> [Work required]
Write out the records word for word, from the start of the records through the line containing "clip-volume-line[interactable] (177, 568, 386, 570)", including both the first line and that one.

==== Exercise data

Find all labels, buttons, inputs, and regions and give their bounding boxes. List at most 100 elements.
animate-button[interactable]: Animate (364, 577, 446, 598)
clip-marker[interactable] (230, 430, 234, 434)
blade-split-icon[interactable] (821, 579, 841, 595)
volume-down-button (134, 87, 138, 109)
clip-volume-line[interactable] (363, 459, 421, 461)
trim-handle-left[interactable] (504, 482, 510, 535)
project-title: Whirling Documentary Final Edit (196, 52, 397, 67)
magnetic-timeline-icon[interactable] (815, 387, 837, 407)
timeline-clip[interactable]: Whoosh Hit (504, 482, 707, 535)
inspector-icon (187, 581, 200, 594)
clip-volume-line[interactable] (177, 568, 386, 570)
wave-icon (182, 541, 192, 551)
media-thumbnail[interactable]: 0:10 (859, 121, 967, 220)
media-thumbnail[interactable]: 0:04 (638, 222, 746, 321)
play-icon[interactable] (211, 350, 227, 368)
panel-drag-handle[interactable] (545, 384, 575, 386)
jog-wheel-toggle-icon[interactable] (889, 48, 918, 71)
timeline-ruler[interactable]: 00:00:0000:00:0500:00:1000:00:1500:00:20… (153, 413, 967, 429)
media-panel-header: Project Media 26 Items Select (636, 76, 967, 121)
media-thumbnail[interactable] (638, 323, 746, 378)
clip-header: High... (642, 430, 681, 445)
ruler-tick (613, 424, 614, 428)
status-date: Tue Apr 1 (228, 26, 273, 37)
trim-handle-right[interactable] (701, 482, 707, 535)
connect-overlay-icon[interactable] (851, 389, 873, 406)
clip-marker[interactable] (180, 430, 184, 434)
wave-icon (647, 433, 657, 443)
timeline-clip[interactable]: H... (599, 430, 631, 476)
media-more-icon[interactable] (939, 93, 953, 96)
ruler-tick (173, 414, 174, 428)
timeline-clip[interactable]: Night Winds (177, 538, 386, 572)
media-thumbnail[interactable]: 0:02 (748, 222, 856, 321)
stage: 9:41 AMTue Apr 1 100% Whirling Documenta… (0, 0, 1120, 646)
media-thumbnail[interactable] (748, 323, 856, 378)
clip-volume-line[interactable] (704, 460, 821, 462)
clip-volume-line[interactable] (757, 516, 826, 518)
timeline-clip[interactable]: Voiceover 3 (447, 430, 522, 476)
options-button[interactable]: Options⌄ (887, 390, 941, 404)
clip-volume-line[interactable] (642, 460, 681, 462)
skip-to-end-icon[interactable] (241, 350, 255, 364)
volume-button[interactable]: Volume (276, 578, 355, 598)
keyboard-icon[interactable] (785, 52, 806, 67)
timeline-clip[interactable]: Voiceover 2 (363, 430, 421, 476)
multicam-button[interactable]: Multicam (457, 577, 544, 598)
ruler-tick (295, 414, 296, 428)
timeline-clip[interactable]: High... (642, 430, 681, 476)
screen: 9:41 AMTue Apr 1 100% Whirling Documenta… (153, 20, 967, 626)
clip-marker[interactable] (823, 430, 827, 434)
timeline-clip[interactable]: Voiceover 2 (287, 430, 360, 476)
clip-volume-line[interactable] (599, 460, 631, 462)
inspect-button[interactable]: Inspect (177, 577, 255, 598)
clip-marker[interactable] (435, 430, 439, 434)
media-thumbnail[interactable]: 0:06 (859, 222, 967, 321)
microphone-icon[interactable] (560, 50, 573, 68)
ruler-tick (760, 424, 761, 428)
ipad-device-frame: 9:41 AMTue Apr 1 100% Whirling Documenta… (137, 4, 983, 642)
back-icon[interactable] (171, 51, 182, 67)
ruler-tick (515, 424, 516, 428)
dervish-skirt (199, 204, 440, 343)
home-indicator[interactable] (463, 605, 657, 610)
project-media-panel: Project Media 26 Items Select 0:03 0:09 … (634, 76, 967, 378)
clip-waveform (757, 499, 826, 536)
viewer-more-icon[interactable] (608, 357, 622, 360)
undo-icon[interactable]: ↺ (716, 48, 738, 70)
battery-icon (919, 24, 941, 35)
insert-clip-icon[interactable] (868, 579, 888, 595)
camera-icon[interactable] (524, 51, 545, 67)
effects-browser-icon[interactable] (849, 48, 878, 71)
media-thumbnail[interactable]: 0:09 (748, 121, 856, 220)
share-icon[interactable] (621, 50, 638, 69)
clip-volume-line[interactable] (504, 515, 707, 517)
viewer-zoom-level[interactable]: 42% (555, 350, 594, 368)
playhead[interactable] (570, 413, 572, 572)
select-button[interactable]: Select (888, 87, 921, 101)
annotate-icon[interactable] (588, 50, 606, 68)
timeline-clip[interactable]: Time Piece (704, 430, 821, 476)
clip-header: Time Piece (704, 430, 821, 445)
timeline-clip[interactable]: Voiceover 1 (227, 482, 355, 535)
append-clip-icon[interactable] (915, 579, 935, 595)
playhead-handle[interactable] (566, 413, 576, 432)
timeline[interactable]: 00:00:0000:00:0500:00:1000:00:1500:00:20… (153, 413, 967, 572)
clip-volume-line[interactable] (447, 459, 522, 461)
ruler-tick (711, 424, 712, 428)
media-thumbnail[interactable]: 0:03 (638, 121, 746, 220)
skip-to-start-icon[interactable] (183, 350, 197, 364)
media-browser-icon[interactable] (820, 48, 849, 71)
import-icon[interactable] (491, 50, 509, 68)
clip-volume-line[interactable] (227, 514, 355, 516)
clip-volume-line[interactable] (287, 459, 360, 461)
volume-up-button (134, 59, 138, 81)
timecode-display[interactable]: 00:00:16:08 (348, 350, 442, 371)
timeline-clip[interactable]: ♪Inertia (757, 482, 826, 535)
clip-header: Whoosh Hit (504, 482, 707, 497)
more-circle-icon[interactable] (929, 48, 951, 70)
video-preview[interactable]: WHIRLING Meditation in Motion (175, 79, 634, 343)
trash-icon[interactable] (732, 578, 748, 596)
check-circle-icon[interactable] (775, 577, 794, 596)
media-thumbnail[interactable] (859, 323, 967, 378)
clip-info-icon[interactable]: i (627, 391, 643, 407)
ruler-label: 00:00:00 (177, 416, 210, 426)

========

> [The reply]
Find all labels, buttons, inputs, and regions and give their bounding boxes. List at most 100 elements.
animate-button[interactable]: Animate (364, 577, 446, 598)
clip-marker[interactable] (230, 430, 234, 434)
blade-split-icon[interactable] (821, 579, 841, 595)
volume-down-button (134, 87, 138, 109)
clip-volume-line[interactable] (363, 459, 421, 461)
trim-handle-left[interactable] (504, 482, 510, 535)
project-title: Whirling Documentary Final Edit (196, 52, 397, 67)
magnetic-timeline-icon[interactable] (815, 387, 837, 407)
timeline-clip[interactable]: Whoosh Hit (504, 482, 707, 535)
inspector-icon (187, 581, 200, 594)
clip-volume-line[interactable] (177, 568, 386, 570)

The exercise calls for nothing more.